Dataset rows:

* * *

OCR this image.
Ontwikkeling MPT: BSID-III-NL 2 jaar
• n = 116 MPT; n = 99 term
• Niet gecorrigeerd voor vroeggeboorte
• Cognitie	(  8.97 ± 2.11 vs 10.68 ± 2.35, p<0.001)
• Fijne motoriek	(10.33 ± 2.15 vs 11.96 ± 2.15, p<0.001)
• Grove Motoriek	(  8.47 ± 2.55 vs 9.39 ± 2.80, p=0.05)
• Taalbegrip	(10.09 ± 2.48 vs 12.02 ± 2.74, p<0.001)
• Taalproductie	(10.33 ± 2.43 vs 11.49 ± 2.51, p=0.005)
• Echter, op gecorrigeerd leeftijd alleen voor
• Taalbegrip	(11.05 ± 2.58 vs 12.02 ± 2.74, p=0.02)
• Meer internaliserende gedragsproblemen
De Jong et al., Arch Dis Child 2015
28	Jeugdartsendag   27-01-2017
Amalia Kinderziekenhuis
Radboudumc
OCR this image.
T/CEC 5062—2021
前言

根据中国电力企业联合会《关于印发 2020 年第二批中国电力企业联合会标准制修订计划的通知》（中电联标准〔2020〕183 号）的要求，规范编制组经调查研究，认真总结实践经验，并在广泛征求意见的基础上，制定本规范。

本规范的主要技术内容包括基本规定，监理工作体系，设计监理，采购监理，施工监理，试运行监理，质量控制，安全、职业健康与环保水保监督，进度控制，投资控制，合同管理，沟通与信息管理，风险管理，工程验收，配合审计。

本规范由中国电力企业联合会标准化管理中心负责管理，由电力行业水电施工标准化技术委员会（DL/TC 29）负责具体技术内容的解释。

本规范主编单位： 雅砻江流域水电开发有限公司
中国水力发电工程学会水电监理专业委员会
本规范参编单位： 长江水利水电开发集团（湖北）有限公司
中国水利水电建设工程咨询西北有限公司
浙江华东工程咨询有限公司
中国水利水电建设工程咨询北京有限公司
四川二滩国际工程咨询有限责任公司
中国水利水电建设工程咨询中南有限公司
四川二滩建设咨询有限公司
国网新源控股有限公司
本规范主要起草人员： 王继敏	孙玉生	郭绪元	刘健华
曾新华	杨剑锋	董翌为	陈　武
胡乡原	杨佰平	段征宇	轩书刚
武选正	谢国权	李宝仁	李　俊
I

* * *

Give all of the entries again, word for word.

OCR this image.
Ontwikkeling MPT: BSID-III-NL 2 jaar
• n = 116 MPT; n = 99 term
• Niet gecorrigeerd voor vroeggeboorte
• Cognitie	(  8.97 ± 2.11 vs 10.68 ± 2.35, p<0.001)
• Fijne motoriek	(10.33 ± 2.15 vs 11.96 ± 2.15, p<0.001)
• Grove Motoriek	(  8.47 ± 2.55 vs 9.39 ± 2.80, p=0.05)
• Taalbegrip	(10.09 ± 2.48 vs 12.02 ± 2.74, p<0.001)
• Taalproductie	(10.33 ± 2.43 vs 11.49 ± 2.51, p=0.005)
• Echter, op gecorrigeerd leeftijd alleen voor
• Taalbegrip	(11.05 ± 2.58 vs 12.02 ± 2.74, p=0.02)
• Meer internaliserende gedragsproblemen
De Jong et al., Arch Dis Child 2015
28	Jeugdartsendag   27-01-2017
Amalia Kinderziekenhuis
Radboudumc
OCR this image.
T/CEC 5062—2021
前言

根据中国电力企业联合会《关于印发 2020 年第二批中国电力企业联合会标准制修订计划的通知》（中电联标准〔2020〕183 号）的要求，规范编制组经调查研究，认真总结实践经验，并在广泛征求意见的基础上，制定本规范。

本规范的主要技术内容包括基本规定，监理工作体系，设计监理，采购监理，施工监理，试运行监理，质量控制，安全、职业健康与环保水保监督，进度控制，投资控制，合同管理，沟通与信息管理，风险管理，工程验收，配合审计。

本规范由中国电力企业联合会标准化管理中心负责管理，由电力行业水电施工标准化技术委员会（DL/TC 29）负责具体技术内容的解释。

本规范主编单位： 雅砻江流域水电开发有限公司
中国水力发电工程学会水电监理专业委员会
本规范参编单位： 长江水利水电开发集团（湖北）有限公司
中国水利水电建设工程咨询西北有限公司
浙江华东工程咨询有限公司
中国水利水电建设工程咨询北京有限公司
四川二滩国际工程咨询有限责任公司
中国水利水电建设工程咨询中南有限公司
四川二滩建设咨询有限公司
国网新源控股有限公司
本规范主要起草人员： 王继敏	孙玉生	郭绪元	刘健华
曾新华	杨剑锋	董翌为	陈　武
胡乡原	杨佰平	段征宇	轩书刚
武选正	谢国权	李宝仁	李　俊
I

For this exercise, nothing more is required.